• **Passage to read**:
——————

S3 API Benchmarks

Scope

TL;DR

  • Three benchmark tools covered by dedicated pages: COSBench (complex mixed workloads), Warp (quick bucket-wide reads), and httpbench (a ~50-line Go tool for per-worker measurement on redirect-mode clusters).

  • Three reference performance baselines on different hardware (AWS 4-node COSBench, OCI 6-node Warp, AWS 6-node httpbench).

  • Object size matters. For 1+ GiB objects (typical AI model shards), Alluxio's HTTP 307 redirect costs essentially 0% throughput once keep-alive is warm. For small objects (<100 KiB), the handshake dominates and can halve throughput — the two patterns diverge.

  • Key potential performance bottlenecks: network bandwidth, TCP connection reuse, HTTP redirect cost (small objects only), kernel tuning.

——————

• **Records supplied**:
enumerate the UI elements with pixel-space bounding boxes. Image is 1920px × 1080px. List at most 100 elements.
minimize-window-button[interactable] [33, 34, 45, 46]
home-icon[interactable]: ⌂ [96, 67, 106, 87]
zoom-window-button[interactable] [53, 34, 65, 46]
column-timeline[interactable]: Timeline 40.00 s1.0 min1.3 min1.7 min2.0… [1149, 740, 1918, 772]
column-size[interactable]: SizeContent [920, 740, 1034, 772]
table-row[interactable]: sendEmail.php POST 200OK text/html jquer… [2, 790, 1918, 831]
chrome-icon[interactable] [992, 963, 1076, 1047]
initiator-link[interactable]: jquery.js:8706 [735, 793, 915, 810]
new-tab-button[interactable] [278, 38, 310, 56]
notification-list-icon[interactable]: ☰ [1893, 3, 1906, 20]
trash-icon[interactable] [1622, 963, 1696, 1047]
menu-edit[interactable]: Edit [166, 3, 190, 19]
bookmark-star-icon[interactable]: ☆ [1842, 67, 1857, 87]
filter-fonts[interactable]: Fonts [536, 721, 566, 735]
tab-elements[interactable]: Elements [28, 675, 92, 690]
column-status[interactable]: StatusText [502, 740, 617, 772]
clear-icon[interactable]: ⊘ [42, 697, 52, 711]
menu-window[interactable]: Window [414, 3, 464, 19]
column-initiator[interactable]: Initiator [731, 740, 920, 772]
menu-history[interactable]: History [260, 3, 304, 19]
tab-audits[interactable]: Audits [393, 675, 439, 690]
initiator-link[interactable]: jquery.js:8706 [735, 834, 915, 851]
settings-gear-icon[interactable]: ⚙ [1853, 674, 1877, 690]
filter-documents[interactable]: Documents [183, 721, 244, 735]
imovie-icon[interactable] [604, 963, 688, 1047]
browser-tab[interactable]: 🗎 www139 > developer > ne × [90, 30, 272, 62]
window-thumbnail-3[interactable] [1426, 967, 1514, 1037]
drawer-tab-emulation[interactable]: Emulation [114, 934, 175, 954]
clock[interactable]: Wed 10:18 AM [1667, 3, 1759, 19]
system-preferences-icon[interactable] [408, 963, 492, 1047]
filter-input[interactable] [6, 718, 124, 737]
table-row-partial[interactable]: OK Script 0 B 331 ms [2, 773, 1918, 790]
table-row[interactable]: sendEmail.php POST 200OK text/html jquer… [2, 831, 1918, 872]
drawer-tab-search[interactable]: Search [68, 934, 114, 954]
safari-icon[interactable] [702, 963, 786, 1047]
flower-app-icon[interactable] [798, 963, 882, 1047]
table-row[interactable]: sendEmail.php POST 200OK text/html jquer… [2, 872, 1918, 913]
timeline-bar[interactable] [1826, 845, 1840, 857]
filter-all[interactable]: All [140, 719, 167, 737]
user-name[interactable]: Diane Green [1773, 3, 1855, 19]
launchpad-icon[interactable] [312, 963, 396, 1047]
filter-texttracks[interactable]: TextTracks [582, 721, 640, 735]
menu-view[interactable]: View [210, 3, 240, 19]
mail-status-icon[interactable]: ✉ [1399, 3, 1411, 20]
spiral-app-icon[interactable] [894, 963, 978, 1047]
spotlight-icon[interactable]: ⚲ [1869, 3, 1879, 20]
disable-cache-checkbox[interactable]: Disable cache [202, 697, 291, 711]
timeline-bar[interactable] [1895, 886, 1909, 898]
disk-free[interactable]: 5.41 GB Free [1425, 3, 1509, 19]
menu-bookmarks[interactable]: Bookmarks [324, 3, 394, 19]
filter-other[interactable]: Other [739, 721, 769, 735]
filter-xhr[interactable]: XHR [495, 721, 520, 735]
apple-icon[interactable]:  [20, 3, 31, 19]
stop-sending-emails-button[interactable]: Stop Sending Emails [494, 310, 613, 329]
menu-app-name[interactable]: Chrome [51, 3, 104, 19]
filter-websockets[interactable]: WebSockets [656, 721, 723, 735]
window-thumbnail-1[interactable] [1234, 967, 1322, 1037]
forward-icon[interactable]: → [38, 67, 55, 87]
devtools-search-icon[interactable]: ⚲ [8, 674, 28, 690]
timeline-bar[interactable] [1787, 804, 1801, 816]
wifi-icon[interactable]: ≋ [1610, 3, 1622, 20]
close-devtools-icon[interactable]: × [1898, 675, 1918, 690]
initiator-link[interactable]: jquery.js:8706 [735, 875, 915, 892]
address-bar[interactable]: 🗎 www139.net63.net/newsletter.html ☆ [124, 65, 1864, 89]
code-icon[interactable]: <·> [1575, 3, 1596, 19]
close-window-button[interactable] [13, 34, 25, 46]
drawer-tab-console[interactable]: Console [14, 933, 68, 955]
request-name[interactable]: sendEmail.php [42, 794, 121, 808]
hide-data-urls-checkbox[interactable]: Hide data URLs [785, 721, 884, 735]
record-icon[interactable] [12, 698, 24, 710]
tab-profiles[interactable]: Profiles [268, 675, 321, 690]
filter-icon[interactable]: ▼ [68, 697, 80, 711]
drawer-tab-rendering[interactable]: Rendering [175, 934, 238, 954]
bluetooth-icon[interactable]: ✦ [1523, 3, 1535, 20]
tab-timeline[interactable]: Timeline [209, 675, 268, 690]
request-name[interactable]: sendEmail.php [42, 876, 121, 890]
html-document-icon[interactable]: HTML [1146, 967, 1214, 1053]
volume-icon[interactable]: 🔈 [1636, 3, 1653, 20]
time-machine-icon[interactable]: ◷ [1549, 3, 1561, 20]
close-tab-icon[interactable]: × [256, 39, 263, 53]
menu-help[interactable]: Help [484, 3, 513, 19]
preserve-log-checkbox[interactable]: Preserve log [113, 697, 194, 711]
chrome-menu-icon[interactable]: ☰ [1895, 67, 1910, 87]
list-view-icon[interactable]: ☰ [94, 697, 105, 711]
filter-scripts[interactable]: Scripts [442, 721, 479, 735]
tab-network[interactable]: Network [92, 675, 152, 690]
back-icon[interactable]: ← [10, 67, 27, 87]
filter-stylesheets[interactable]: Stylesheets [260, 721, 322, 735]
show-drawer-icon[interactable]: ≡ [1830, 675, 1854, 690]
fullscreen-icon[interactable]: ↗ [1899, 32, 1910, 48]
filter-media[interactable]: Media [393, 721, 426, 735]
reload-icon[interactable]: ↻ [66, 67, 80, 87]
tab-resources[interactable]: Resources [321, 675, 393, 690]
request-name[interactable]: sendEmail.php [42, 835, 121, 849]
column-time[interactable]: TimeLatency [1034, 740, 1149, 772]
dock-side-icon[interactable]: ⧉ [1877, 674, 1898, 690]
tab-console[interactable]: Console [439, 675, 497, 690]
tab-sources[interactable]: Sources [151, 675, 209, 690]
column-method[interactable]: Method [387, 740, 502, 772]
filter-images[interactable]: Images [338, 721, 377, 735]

——————

• **Prompt 1**: On the S3 API benchmarks page, how much throughput does Alluxio's HTTP 307 redirect cost for objects of 1 GiB or more once keep-alive is warm?
• **Prompt 2**: Carry on the S3 API benchmarks page from its last bullet point.

• **Final answer 1**: Essentially 0% throughput.

• **Final answer 2**:
For how Alluxio's S3 API works (request flow, consistent hashing, redirects), see How It Works.

Choosing a Benchmark Tool

Best for

Complex, multi-stage workloads

Quick bucket-wide single-operation test

Per-worker throughput in redirect-mode clusters

Setup

Controller + driver nodes

Single binary

~50 lines of Go, build on client

Workload definition

XML config files

CLI flags

URL list on command line

Follows HTTP 307

Yes (via SDK) — needs alluxio.worker.s3.redirect.enabled=true

No — incompatible with redirect mode

Yes (Go default) — works with either pattern

Multi-client coordination

Built-in driver model

--syncstart

ssh + timestamp coordination

Results UI

Web dashboard

Terminal output

Terminal output

Rule of thumb:

  • Redirect enabled + per-worker isolation needed (e.g. CPU-profiling one worker, measuring a single NIC): use httpbench.

  • Redirect disabled + want a quick bucket-wide number: use Warp.

  • Mixed read/write, multiple drivers, long-running, or complex staged workloads: use COSBench.

Reference Performance Baselines

All throughput numbers below assume data is fully cached in Alluxio. If data is served from the underlying UFS, throughput will be significantly lower. Verify with bin/alluxio fs check-cached /path before testing.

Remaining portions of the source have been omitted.